• _Directive_: In the records below, find each line with the word "края" and copy it.

• _Entries shown_:
- - - - -
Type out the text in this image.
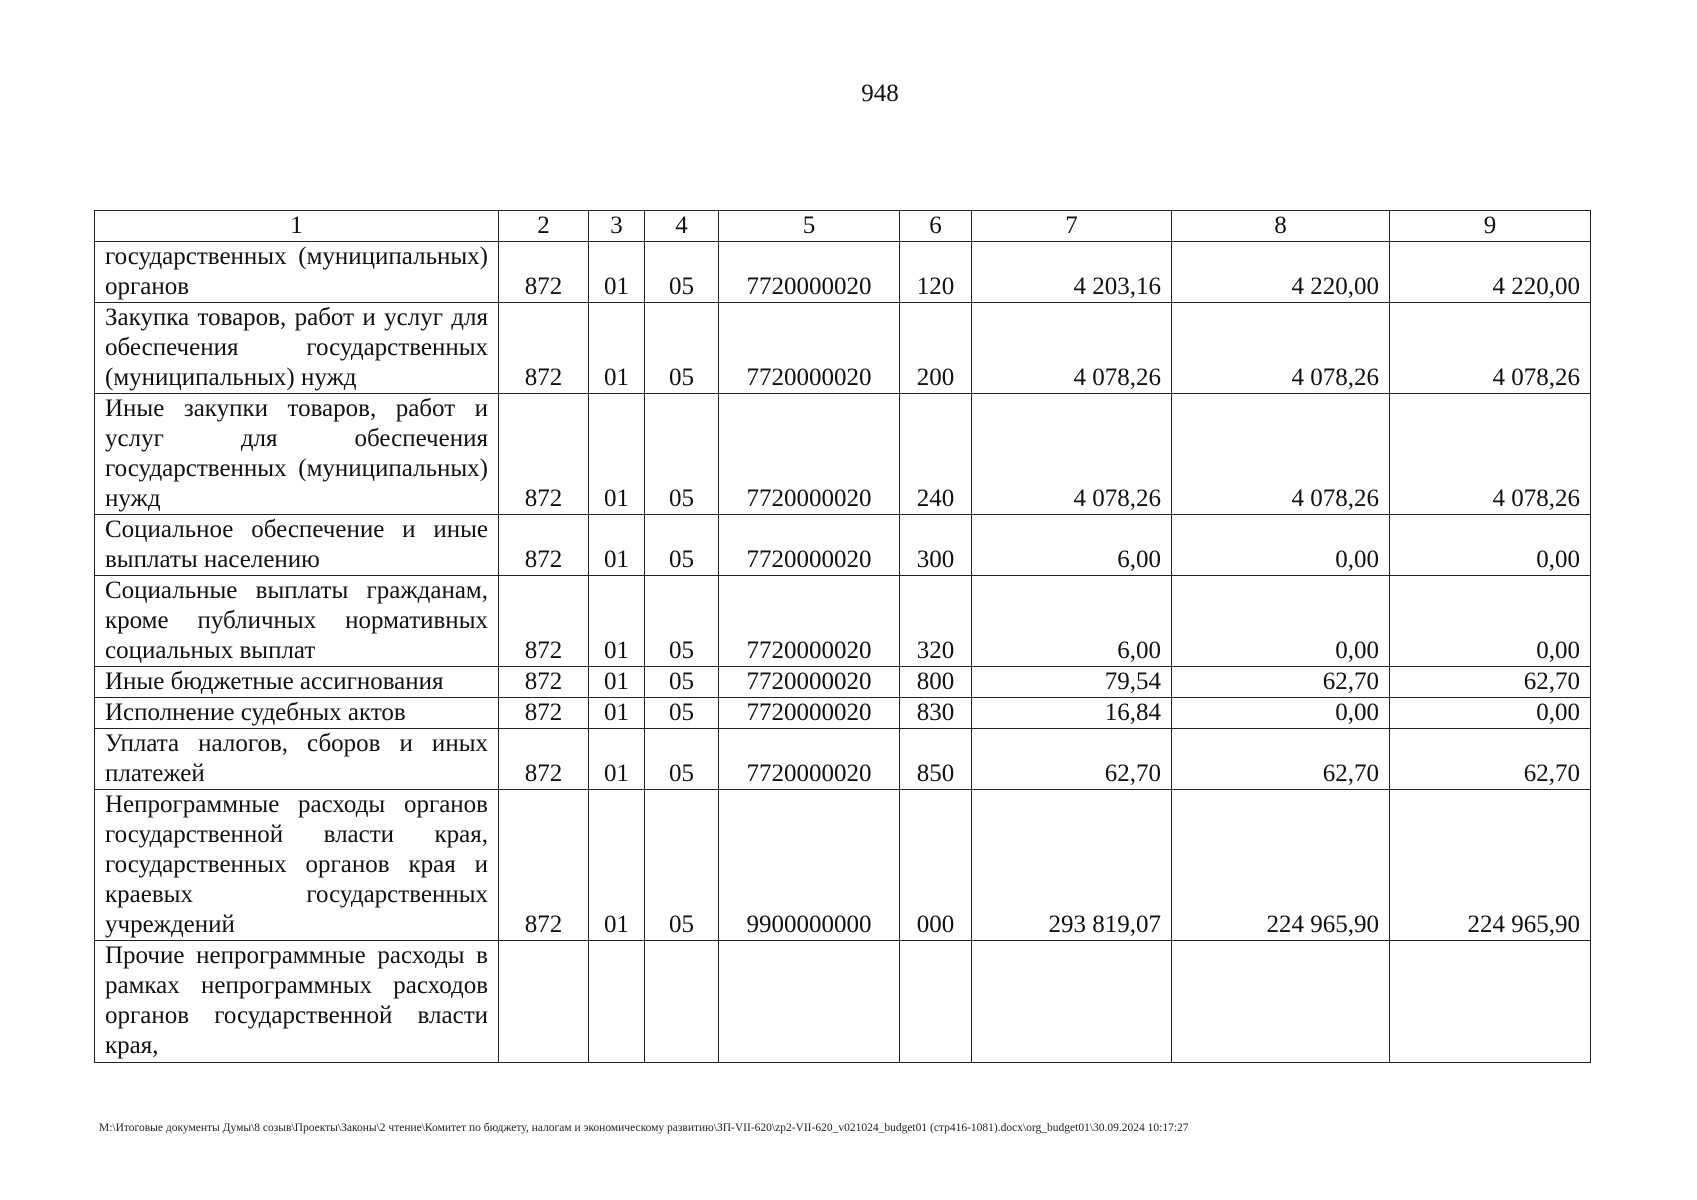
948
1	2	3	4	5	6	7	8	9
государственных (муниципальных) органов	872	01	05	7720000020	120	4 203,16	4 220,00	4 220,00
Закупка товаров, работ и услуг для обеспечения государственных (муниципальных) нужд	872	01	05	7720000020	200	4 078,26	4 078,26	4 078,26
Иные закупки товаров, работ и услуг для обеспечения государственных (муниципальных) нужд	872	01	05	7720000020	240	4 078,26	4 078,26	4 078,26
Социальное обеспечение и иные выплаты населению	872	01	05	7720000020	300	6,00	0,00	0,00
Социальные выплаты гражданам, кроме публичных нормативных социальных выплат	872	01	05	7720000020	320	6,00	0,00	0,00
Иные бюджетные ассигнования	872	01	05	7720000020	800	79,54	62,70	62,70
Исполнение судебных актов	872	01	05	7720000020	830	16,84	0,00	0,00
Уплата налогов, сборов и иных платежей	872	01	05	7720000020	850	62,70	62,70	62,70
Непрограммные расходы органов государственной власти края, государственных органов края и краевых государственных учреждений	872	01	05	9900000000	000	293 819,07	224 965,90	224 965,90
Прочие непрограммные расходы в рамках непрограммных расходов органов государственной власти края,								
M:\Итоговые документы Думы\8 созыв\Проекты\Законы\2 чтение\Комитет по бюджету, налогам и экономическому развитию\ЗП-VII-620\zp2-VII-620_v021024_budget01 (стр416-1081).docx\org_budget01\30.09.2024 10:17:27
- - - - -
• _Task result_:
Непрограммные расходы органов государственной власти края, государственных органов края и краевых государственных учреждений	872	01	05	9900000000	000	293 819,07	224 965,90	224 965,90
Прочие непрограммные расходы в рамках непрограммных расходов органов государственной власти края,								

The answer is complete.